### WORK TO BE COMPLETED
Your answer should be one number: how many lines of the records hold the string "this".

Excerpt from a dataset:
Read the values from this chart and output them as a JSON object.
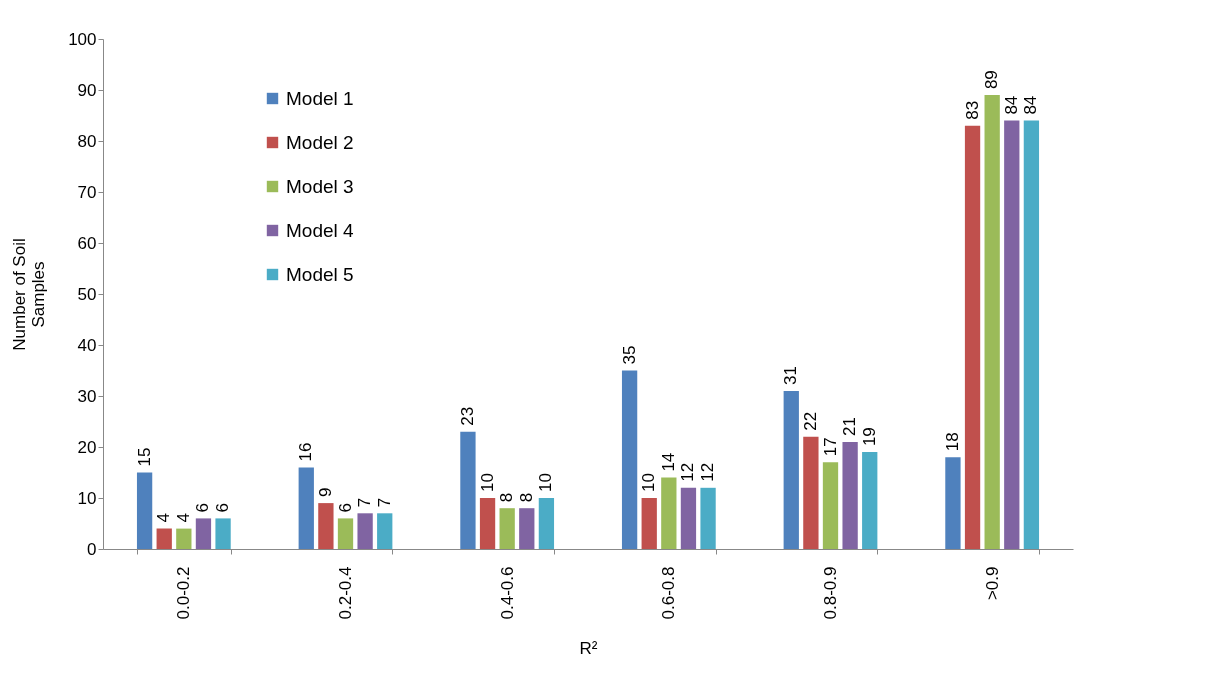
{
  "chart_data": {
    "type": "bar",
    "xlabel": "R²",
    "ylabel": "Number of Soil\nSamples",
    "categories": [
      "0.0-0.2",
      "0.2-0.4",
      "0.4-0.6",
      "0.6-0.8",
      "0.8-0.9",
      ">0.9"
    ],
    "series": [
      {
        "name": "Model 1",
        "color": "#4f81bd",
        "values": [
          15,
          16,
          23,
          35,
          31,
          18
        ]
      },
      {
        "name": "Model 2",
        "color": "#c0504d",
        "values": [
          4,
          9,
          10,
          10,
          22,
          83
        ]
      },
      {
        "name": "Model 3",
        "color": "#9bbb59",
        "values": [
          4,
          6,
          8,
          14,
          17,
          89
        ]
      },
      {
        "name": "Model 4",
        "color": "#8064a2",
        "values": [
          6,
          7,
          8,
          12,
          21,
          84
        ]
      },
      {
        "name": "Model 5",
        "color": "#4bacc6",
        "values": [
          6,
          7,
          10,
          12,
          19,
          84
        ]
      }
    ],
    "ylim": [
      0,
      100
    ],
    "yticks": [
      0,
      10,
      20,
      30,
      40,
      50,
      60,
      70,
      80,
      90,
      100
    ],
    "grid": false,
    "legend": "top left",
    "data_labels": true
  }
}
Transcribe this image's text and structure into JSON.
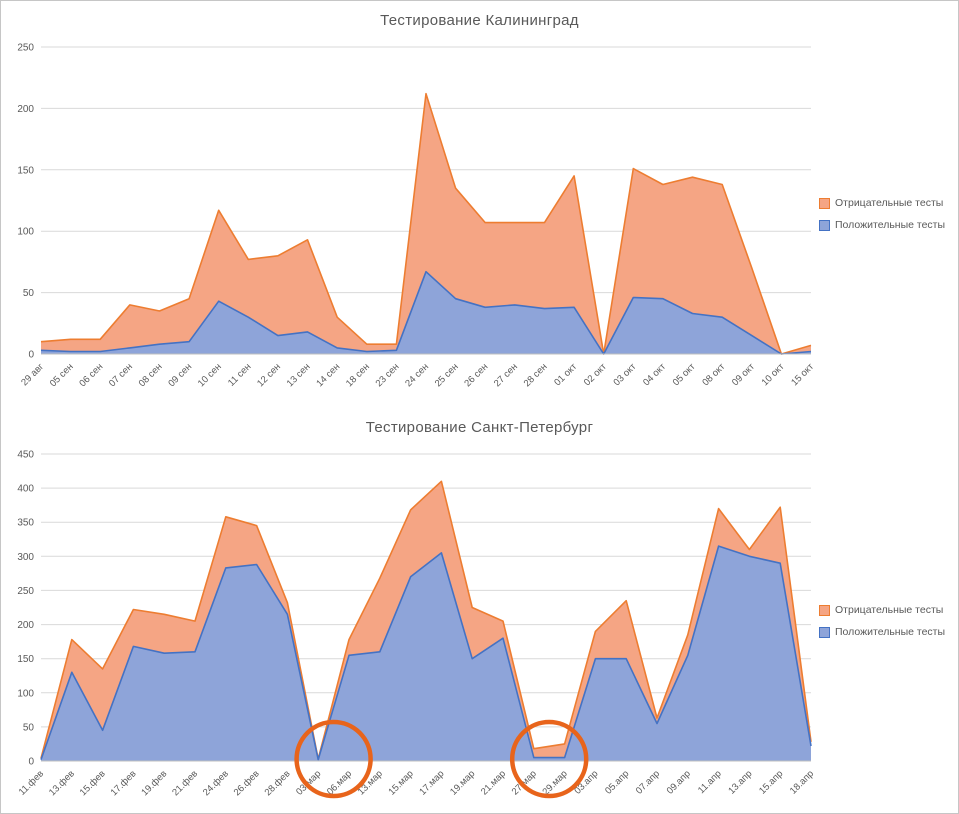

### SOLUTION TO THE PROBLEM
2